▶ GOAL OF THE EXERCISE:
Copy everything in the data below exactly except the pictures.

▶ GIVEN INFORMATION:
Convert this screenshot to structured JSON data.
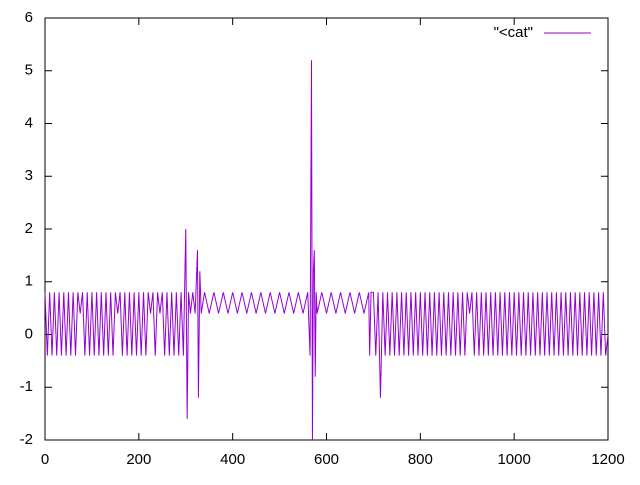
{
  "chart_data": {
    "type": "line",
    "x": [
      0,
      5,
      10,
      15,
      20,
      25,
      30,
      35,
      40,
      45,
      50,
      55,
      60,
      65,
      70,
      75,
      80,
      85,
      90,
      95,
      100,
      105,
      110,
      115,
      120,
      125,
      130,
      135,
      140,
      145,
      150,
      155,
      160,
      165,
      170,
      175,
      180,
      185,
      190,
      195,
      200,
      205,
      210,
      215,
      220,
      225,
      230,
      235,
      240,
      245,
      250,
      255,
      260,
      265,
      270,
      275,
      280,
      285,
      290,
      295,
      300,
      303,
      306,
      310,
      315,
      320,
      325,
      327,
      330,
      333,
      340,
      350,
      360,
      370,
      380,
      390,
      400,
      410,
      420,
      430,
      440,
      450,
      460,
      470,
      480,
      490,
      500,
      510,
      520,
      530,
      540,
      550,
      560,
      565,
      568,
      570,
      572,
      574,
      576,
      578,
      580,
      590,
      600,
      610,
      620,
      630,
      640,
      650,
      660,
      670,
      680,
      690,
      692,
      695,
      700,
      705,
      710,
      715,
      720,
      725,
      730,
      735,
      740,
      745,
      750,
      755,
      760,
      765,
      770,
      775,
      780,
      785,
      790,
      795,
      800,
      805,
      810,
      815,
      820,
      825,
      830,
      835,
      840,
      845,
      850,
      855,
      860,
      865,
      870,
      875,
      880,
      885,
      890,
      895,
      900,
      905,
      910,
      915,
      920,
      925,
      930,
      935,
      940,
      945,
      950,
      955,
      960,
      965,
      970,
      975,
      980,
      985,
      990,
      995,
      1000,
      1005,
      1010,
      1015,
      1020,
      1025,
      1030,
      1035,
      1040,
      1045,
      1050,
      1055,
      1060,
      1065,
      1070,
      1075,
      1080,
      1085,
      1090,
      1095,
      1100,
      1105,
      1110,
      1115,
      1120,
      1125,
      1130,
      1135,
      1140,
      1145,
      1150,
      1155,
      1160,
      1165,
      1170,
      1175,
      1180,
      1185,
      1190,
      1195,
      1200
    ],
    "series": [
      {
        "name": "\"<cat\"",
        "color": "#9400d3",
        "values": [
          0.8,
          -0.4,
          0.8,
          -0.4,
          0.8,
          -0.4,
          0.8,
          -0.4,
          0.8,
          -0.4,
          0.8,
          -0.4,
          0.8,
          -0.4,
          0.8,
          0.4,
          0.8,
          -0.4,
          0.8,
          -0.4,
          0.8,
          -0.4,
          0.8,
          -0.4,
          0.8,
          -0.4,
          0.8,
          -0.4,
          0.8,
          -0.4,
          0.8,
          0.4,
          0.8,
          -0.4,
          0.8,
          -0.4,
          0.8,
          -0.4,
          0.8,
          -0.4,
          0.8,
          -0.4,
          0.8,
          -0.4,
          0.8,
          0.4,
          0.8,
          -0.4,
          0.8,
          0.4,
          0.8,
          -0.4,
          0.8,
          -0.4,
          0.8,
          -0.4,
          0.8,
          -0.4,
          0.8,
          -0.4,
          2,
          -1.6,
          0.8,
          0.4,
          0.8,
          0.4,
          1.6,
          -1.2,
          1.2,
          0.4,
          0.8,
          0.4,
          0.8,
          0.4,
          0.8,
          0.4,
          0.8,
          0.4,
          0.8,
          0.4,
          0.8,
          0.4,
          0.8,
          0.4,
          0.8,
          0.4,
          0.8,
          0.4,
          0.8,
          0.4,
          0.8,
          0.4,
          0.8,
          -0.4,
          5.2,
          -2,
          1.2,
          1.6,
          -0.8,
          0.8,
          0.4,
          0.8,
          0.4,
          0.8,
          0.4,
          0.8,
          0.4,
          0.8,
          0.4,
          0.8,
          0.4,
          0.8,
          -0.4,
          0.8,
          0.8,
          -0.4,
          0.8,
          -1.2,
          0.8,
          -0.4,
          0.8,
          -0.4,
          0.8,
          -0.4,
          0.8,
          -0.4,
          0.8,
          -0.4,
          0.8,
          -0.4,
          0.8,
          -0.4,
          0.8,
          -0.4,
          0.8,
          -0.4,
          0.8,
          -0.4,
          0.8,
          -0.4,
          0.8,
          -0.4,
          0.8,
          -0.4,
          0.8,
          -0.4,
          0.8,
          -0.4,
          0.8,
          -0.4,
          0.8,
          -0.4,
          0.8,
          -0.4,
          0.8,
          0.4,
          0.8,
          -0.4,
          0.8,
          -0.4,
          0.8,
          -0.4,
          0.8,
          -0.4,
          0.8,
          -0.4,
          0.8,
          -0.4,
          0.8,
          -0.4,
          0.8,
          -0.4,
          0.8,
          -0.4,
          0.8,
          -0.4,
          0.8,
          -0.4,
          0.8,
          -0.4,
          0.8,
          -0.4,
          0.8,
          -0.4,
          0.8,
          -0.4,
          0.8,
          -0.4,
          0.8,
          -0.4,
          0.8,
          -0.4,
          0.8,
          -0.4,
          0.8,
          -0.4,
          0.8,
          -0.4,
          0.8,
          -0.4,
          0.8,
          -0.4,
          0.8,
          -0.4,
          0.8,
          -0.4,
          0.8,
          -0.4,
          0.8,
          -0.4,
          0.8,
          -0.4,
          0.8,
          -0.4,
          0
        ]
      }
    ],
    "xlim": [
      0,
      1200
    ],
    "xticks": [
      0,
      200,
      400,
      600,
      800,
      1000,
      1200
    ],
    "ylim": [
      -2,
      6
    ],
    "yticks": [
      -2,
      -1,
      0,
      1,
      2,
      3,
      4,
      5,
      6
    ],
    "grid": false,
    "legend": "top-right"
  }
}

▶ WRITTEN ANSWER:
Convert this screenshot to structured JSON data.
{
  "chart_data": {
    "type": "line",
    "x": [
      0,
      5,
      10,
      15,
      20,
      25,
      30,
      35,
      40,
      45,
      50,
      55,
      60,
      65,
      70,
      75,
      80,
      85,
      90,
      95,
      100,
      105,
      110,
      115,
      120,
      125,
      130,
      135,
      140,
      145,
      150,
      155,
      160,
      165,
      170,
      175,
      180,
      185,
      190,
      195,
      200,
      205,
      210,
      215,
      220,
      225,
      230,
      235,
      240,
      245,
      250,
      255,
      260,
      265,
      270,
      275,
      280,
      285,
      290,
      295,
      300,
      303,
      306,
      310,
      315,
      320,
      325,
      327,
      330,
      333,
      340,
      350,
      360,
      370,
      380,
      390,
      400,
      410,
      420,
      430,
      440,
      450,
      460,
      470,
      480,
      490,
      500,
      510,
      520,
      530,
      540,
      550,
      560,
      565,
      568,
      570,
      572,
      574,
      576,
      578,
      580,
      590,
      600,
      610,
      620,
      630,
      640,
      650,
      660,
      670,
      680,
      690,
      692,
      695,
      700,
      705,
      710,
      715,
      720,
      725,
      730,
      735,
      740,
      745,
      750,
      755,
      760,
      765,
      770,
      775,
      780,
      785,
      790,
      795,
      800,
      805,
      810,
      815,
      820,
      825,
      830,
      835,
      840,
      845,
      850,
      855,
      860,
      865,
      870,
      875,
      880,
      885,
      890,
      895,
      900,
      905,
      910,
      915,
      920,
      925,
      930,
      935,
      940,
      945,
      950,
      955,
      960,
      965,
      970,
      975,
      980,
      985,
      990,
      995,
      1000,
      1005,
      1010,
      1015,
      1020,
      1025,
      1030,
      1035,
      1040,
      1045,
      1050,
      1055,
      1060,
      1065,
      1070,
      1075,
      1080,
      1085,
      1090,
      1095,
      1100,
      1105,
      1110,
      1115,
      1120,
      1125,
      1130,
      1135,
      1140,
      1145,
      1150,
      1155,
      1160,
      1165,
      1170,
      1175,
      1180,
      1185,
      1190,
      1195,
      1200
    ],
    "series": [
      {
        "name": "\"<cat\"",
        "color": "#9400d3",
        "values": [
          0.8,
          -0.4,
          0.8,
          -0.4,
          0.8,
          -0.4,
          0.8,
          -0.4,
          0.8,
          -0.4,
          0.8,
          -0.4,
          0.8,
          -0.4,
          0.8,
          0.4,
          0.8,
          -0.4,
          0.8,
          -0.4,
          0.8,
          -0.4,
          0.8,
          -0.4,
          0.8,
          -0.4,
          0.8,
          -0.4,
          0.8,
          -0.4,
          0.8,
          0.4,
          0.8,
          -0.4,
          0.8,
          -0.4,
          0.8,
          -0.4,
          0.8,
          -0.4,
          0.8,
          -0.4,
          0.8,
          -0.4,
          0.8,
          0.4,
          0.8,
          -0.4,
          0.8,
          0.4,
          0.8,
          -0.4,
          0.8,
          -0.4,
          0.8,
          -0.4,
          0.8,
          -0.4,
          0.8,
          -0.4,
          2,
          -1.6,
          0.8,
          0.4,
          0.8,
          0.4,
          1.6,
          -1.2,
          1.2,
          0.4,
          0.8,
          0.4,
          0.8,
          0.4,
          0.8,
          0.4,
          0.8,
          0.4,
          0.8,
          0.4,
          0.8,
          0.4,
          0.8,
          0.4,
          0.8,
          0.4,
          0.8,
          0.4,
          0.8,
          0.4,
          0.8,
          0.4,
          0.8,
          -0.4,
          5.2,
          -2,
          1.2,
          1.6,
          -0.8,
          0.8,
          0.4,
          0.8,
          0.4,
          0.8,
          0.4,
          0.8,
          0.4,
          0.8,
          0.4,
          0.8,
          0.4,
          0.8,
          -0.4,
          0.8,
          0.8,
          -0.4,
          0.8,
          -1.2,
          0.8,
          -0.4,
          0.8,
          -0.4,
          0.8,
          -0.4,
          0.8,
          -0.4,
          0.8,
          -0.4,
          0.8,
          -0.4,
          0.8,
          -0.4,
          0.8,
          -0.4,
          0.8,
          -0.4,
          0.8,
          -0.4,
          0.8,
          -0.4,
          0.8,
          -0.4,
          0.8,
          -0.4,
          0.8,
          -0.4,
          0.8,
          -0.4,
          0.8,
          -0.4,
          0.8,
          -0.4,
          0.8,
          -0.4,
          0.8,
          0.4,
          0.8,
          -0.4,
          0.8,
          -0.4,
          0.8,
          -0.4,
          0.8,
          -0.4,
          0.8,
          -0.4,
          0.8,
          -0.4,
          0.8,
          -0.4,
          0.8,
          -0.4,
          0.8,
          -0.4,
          0.8,
          -0.4,
          0.8,
          -0.4,
          0.8,
          -0.4,
          0.8,
          -0.4,
          0.8,
          -0.4,
          0.8,
          -0.4,
          0.8,
          -0.4,
          0.8,
          -0.4,
          0.8,
          -0.4,
          0.8,
          -0.4,
          0.8,
          -0.4,
          0.8,
          -0.4,
          0.8,
          -0.4,
          0.8,
          -0.4,
          0.8,
          -0.4,
          0.8,
          -0.4,
          0.8,
          -0.4,
          0.8,
          -0.4,
          0.8,
          -0.4,
          0.8,
          -0.4,
          0
        ]
      }
    ],
    "xlim": [
      0,
      1200
    ],
    "xticks": [
      0,
      200,
      400,
      600,
      800,
      1000,
      1200
    ],
    "ylim": [
      -2,
      6
    ],
    "yticks": [
      -2,
      -1,
      0,
      1,
      2,
      3,
      4,
      5,
      6
    ],
    "grid": false,
    "legend": "top-right"
  }
}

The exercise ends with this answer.